Task brief
Transcribe the whole listing without a single picture.

Exercise material
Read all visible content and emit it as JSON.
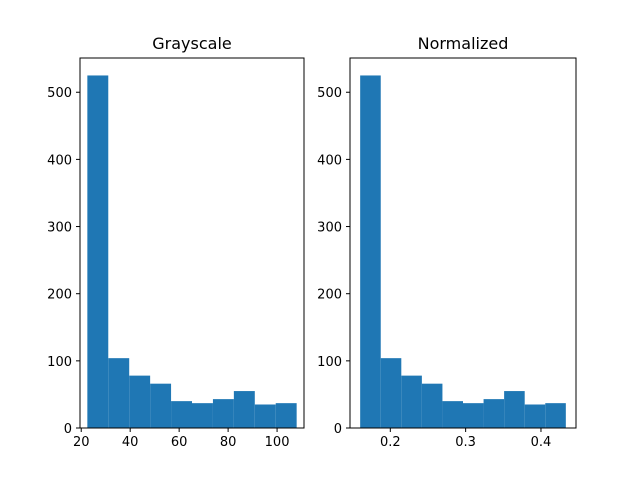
{
  "chart_data": [
    {
      "type": "bar",
      "title": "Grayscale",
      "xlabel": "",
      "ylabel": "",
      "bin_edges": [
        22.5,
        31.05,
        39.6,
        48.15,
        56.7,
        65.25,
        73.8,
        82.35,
        90.9,
        99.45,
        108.0
      ],
      "values": [
        525,
        104,
        78,
        66,
        40,
        37,
        43,
        55,
        35,
        37
      ],
      "xlim": [
        19.5,
        111
      ],
      "ylim": [
        0,
        551
      ],
      "xticks": [
        20,
        40,
        60,
        80,
        100
      ],
      "xtick_labels": [
        "20",
        "40",
        "60",
        "80",
        "100"
      ],
      "yticks": [
        0,
        100,
        200,
        300,
        400,
        500
      ],
      "ytick_labels": [
        "0",
        "100",
        "200",
        "300",
        "400",
        "500"
      ],
      "bar_color": "#1f77b4",
      "grid": false
    },
    {
      "type": "bar",
      "title": "Normalized",
      "xlabel": "",
      "ylabel": "",
      "bin_edges": [
        0.16,
        0.1873,
        0.2146,
        0.2419,
        0.2692,
        0.2965,
        0.3238,
        0.3511,
        0.3784,
        0.4057,
        0.433
      ],
      "values": [
        525,
        104,
        78,
        66,
        40,
        37,
        43,
        55,
        35,
        37
      ],
      "xlim": [
        0.1465,
        0.4465
      ],
      "ylim": [
        0,
        551
      ],
      "xticks": [
        0.2,
        0.3,
        0.4
      ],
      "xtick_labels": [
        "0.2",
        "0.3",
        "0.4"
      ],
      "yticks": [
        0,
        100,
        200,
        300,
        400,
        500
      ],
      "ytick_labels": [
        "0",
        "100",
        "200",
        "300",
        "400",
        "500"
      ],
      "bar_color": "#1f77b4",
      "grid": false
    }
  ]
}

Task result
Read all visible content and emit it as JSON.
{
  "chart_data": [
    {
      "type": "bar",
      "title": "Grayscale",
      "xlabel": "",
      "ylabel": "",
      "bin_edges": [
        22.5,
        31.05,
        39.6,
        48.15,
        56.7,
        65.25,
        73.8,
        82.35,
        90.9,
        99.45,
        108.0
      ],
      "values": [
        525,
        104,
        78,
        66,
        40,
        37,
        43,
        55,
        35,
        37
      ],
      "xlim": [
        19.5,
        111
      ],
      "ylim": [
        0,
        551
      ],
      "xticks": [
        20,
        40,
        60,
        80,
        100
      ],
      "xtick_labels": [
        "20",
        "40",
        "60",
        "80",
        "100"
      ],
      "yticks": [
        0,
        100,
        200,
        300,
        400,
        500
      ],
      "ytick_labels": [
        "0",
        "100",
        "200",
        "300",
        "400",
        "500"
      ],
      "bar_color": "#1f77b4",
      "grid": false
    },
    {
      "type": "bar",
      "title": "Normalized",
      "xlabel": "",
      "ylabel": "",
      "bin_edges": [
        0.16,
        0.1873,
        0.2146,
        0.2419,
        0.2692,
        0.2965,
        0.3238,
        0.3511,
        0.3784,
        0.4057,
        0.433
      ],
      "values": [
        525,
        104,
        78,
        66,
        40,
        37,
        43,
        55,
        35,
        37
      ],
      "xlim": [
        0.1465,
        0.4465
      ],
      "ylim": [
        0,
        551
      ],
      "xticks": [
        0.2,
        0.3,
        0.4
      ],
      "xtick_labels": [
        "0.2",
        "0.3",
        "0.4"
      ],
      "yticks": [
        0,
        100,
        200,
        300,
        400,
        500
      ],
      "ytick_labels": [
        "0",
        "100",
        "200",
        "300",
        "400",
        "500"
      ],
      "bar_color": "#1f77b4",
      "grid": false
    }
  ]
}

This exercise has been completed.